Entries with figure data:
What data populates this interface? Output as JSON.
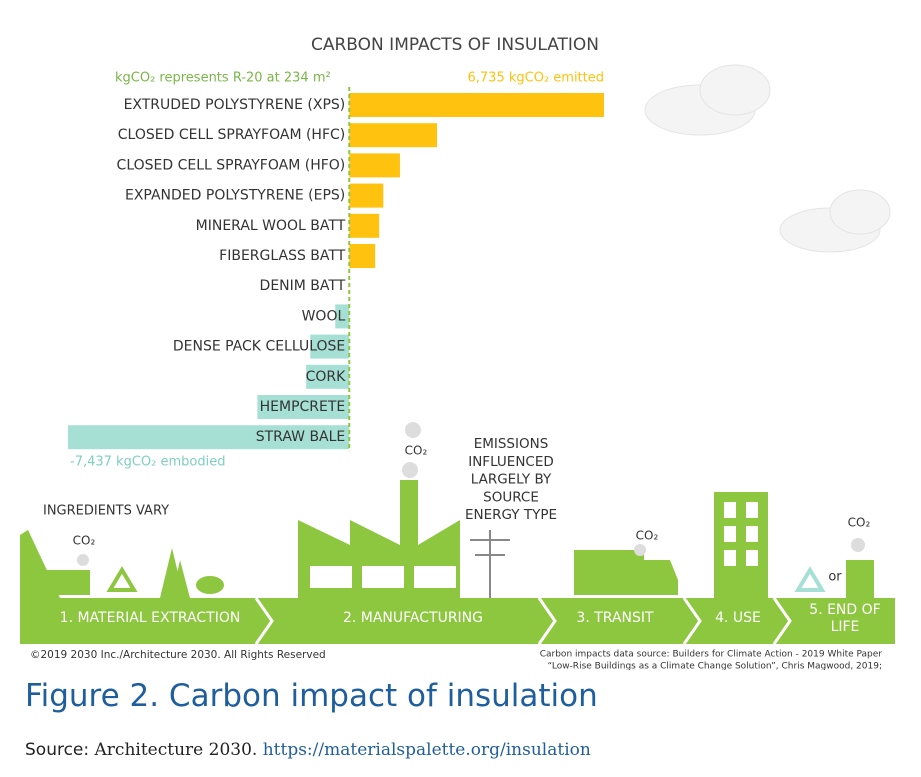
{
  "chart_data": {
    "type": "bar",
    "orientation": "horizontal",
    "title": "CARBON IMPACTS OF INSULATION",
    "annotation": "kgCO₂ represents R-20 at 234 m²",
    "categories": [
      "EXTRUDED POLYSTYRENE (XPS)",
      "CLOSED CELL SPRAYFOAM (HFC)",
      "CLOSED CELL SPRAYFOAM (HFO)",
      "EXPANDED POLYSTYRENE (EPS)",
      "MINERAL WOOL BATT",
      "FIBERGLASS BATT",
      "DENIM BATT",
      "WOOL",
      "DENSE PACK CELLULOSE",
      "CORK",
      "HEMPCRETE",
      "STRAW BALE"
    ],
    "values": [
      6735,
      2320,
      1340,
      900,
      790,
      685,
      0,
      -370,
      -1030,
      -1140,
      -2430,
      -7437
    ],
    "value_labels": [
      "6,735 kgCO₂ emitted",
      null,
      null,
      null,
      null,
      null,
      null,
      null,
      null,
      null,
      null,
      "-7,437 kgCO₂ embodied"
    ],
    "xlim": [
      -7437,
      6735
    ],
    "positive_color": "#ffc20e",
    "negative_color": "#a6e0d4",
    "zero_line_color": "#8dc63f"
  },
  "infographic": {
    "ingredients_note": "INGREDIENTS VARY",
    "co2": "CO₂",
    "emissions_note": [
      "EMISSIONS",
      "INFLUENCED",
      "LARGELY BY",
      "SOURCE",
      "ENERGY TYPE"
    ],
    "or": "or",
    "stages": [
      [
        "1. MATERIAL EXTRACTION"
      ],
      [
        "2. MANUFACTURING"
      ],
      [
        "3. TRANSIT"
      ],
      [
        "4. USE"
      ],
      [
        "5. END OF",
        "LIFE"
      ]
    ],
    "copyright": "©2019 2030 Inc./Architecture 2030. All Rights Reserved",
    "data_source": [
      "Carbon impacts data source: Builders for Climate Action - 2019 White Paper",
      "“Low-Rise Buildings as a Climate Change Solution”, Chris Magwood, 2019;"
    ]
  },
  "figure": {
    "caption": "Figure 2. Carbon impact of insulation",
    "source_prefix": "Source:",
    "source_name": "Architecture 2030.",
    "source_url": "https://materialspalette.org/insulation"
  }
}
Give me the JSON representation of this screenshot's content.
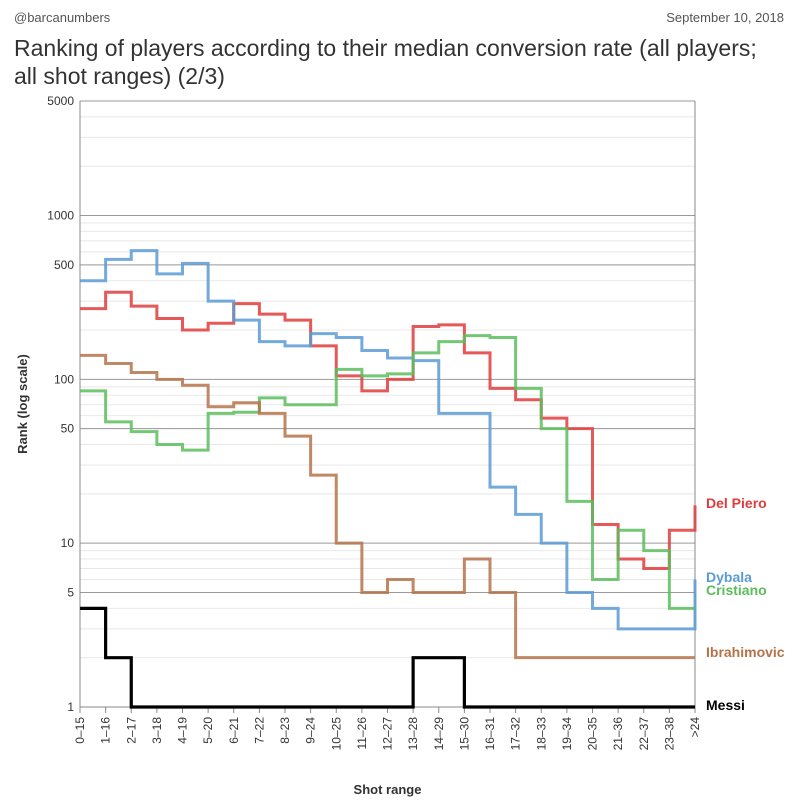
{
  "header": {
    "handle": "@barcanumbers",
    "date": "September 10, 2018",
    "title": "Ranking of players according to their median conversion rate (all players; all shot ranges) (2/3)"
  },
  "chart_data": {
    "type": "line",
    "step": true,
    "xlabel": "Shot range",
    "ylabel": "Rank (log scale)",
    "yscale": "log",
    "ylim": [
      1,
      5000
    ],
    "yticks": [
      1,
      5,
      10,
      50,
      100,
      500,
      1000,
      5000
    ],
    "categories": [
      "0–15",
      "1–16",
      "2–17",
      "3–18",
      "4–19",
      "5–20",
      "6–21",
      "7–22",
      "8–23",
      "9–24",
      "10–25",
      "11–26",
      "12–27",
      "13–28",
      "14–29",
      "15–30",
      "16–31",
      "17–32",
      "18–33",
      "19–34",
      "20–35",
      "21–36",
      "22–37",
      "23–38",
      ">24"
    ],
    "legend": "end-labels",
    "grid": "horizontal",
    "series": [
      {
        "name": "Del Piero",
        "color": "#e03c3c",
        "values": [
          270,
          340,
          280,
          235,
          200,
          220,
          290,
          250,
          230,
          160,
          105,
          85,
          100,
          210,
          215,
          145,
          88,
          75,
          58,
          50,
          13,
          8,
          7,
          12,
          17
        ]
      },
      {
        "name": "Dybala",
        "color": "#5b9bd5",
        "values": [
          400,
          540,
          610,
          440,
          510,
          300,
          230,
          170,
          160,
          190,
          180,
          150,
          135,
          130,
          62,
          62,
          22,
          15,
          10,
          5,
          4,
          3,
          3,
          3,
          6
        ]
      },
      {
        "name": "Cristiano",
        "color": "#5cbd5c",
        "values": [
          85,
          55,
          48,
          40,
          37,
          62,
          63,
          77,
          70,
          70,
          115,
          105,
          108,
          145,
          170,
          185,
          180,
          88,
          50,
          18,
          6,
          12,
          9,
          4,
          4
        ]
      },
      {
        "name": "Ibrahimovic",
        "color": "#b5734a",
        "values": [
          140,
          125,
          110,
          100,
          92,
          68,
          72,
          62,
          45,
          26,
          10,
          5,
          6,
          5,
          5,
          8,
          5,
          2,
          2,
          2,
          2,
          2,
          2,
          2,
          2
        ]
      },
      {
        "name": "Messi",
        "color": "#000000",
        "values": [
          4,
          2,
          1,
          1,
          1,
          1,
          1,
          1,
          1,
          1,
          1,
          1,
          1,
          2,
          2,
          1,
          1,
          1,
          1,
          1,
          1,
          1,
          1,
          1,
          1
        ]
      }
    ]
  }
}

WHAT THE TASK REQUIRES:
Of the lines in the records, determine how many contain the word "title", and report that number alone.

TASK RESULT:
2